Exercise goal - Transcribe each entry in full, and leave the images out.

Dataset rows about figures
┄┄┄┄┄┄

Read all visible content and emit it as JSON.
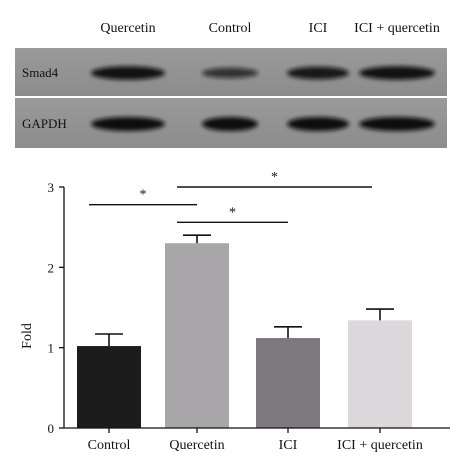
{
  "blot": {
    "lane_labels": [
      "Quercetin",
      "Control",
      "ICI",
      "ICI + quercetin"
    ],
    "rows": [
      {
        "protein": "Smad4",
        "band_intensities": [
          0.95,
          0.55,
          0.85,
          0.95
        ]
      },
      {
        "protein": "GAPDH",
        "band_intensities": [
          1.0,
          1.0,
          1.0,
          1.0
        ]
      }
    ]
  },
  "chart_data": {
    "type": "bar",
    "categories": [
      "Control",
      "Quercetin",
      "ICI",
      "ICI + quercetin"
    ],
    "values": [
      1.02,
      2.3,
      1.12,
      1.34
    ],
    "errors": [
      0.15,
      0.1,
      0.14,
      0.14
    ],
    "bar_colors": [
      "#1c1c1c",
      "#a9a6aa",
      "#7d797e",
      "#dcd8db"
    ],
    "ylabel": "Fold",
    "xlabel": "",
    "ylim": [
      0,
      3
    ],
    "yticks": [
      0,
      1,
      2,
      3
    ],
    "significance": [
      {
        "from": 0,
        "to": 1,
        "label": "*"
      },
      {
        "from": 1,
        "to": 2,
        "label": "*"
      },
      {
        "from": 1,
        "to": 3,
        "label": "*"
      }
    ]
  }
}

┄┄┄┄┄┄

Result -
Read all visible content and emit it as JSON.
{
  "blot": {
    "lane_labels": [
      "Quercetin",
      "Control",
      "ICI",
      "ICI + quercetin"
    ],
    "rows": [
      {
        "protein": "Smad4",
        "band_intensities": [
          0.95,
          0.55,
          0.85,
          0.95
        ]
      },
      {
        "protein": "GAPDH",
        "band_intensities": [
          1.0,
          1.0,
          1.0,
          1.0
        ]
      }
    ]
  },
  "chart_data": {
    "type": "bar",
    "categories": [
      "Control",
      "Quercetin",
      "ICI",
      "ICI + quercetin"
    ],
    "values": [
      1.02,
      2.3,
      1.12,
      1.34
    ],
    "errors": [
      0.15,
      0.1,
      0.14,
      0.14
    ],
    "bar_colors": [
      "#1c1c1c",
      "#a9a6aa",
      "#7d797e",
      "#dcd8db"
    ],
    "ylabel": "Fold",
    "xlabel": "",
    "ylim": [
      0,
      3
    ],
    "yticks": [
      0,
      1,
      2,
      3
    ],
    "significance": [
      {
        "from": 0,
        "to": 1,
        "label": "*"
      },
      {
        "from": 1,
        "to": 2,
        "label": "*"
      },
      {
        "from": 1,
        "to": 3,
        "label": "*"
      }
    ]
  }
}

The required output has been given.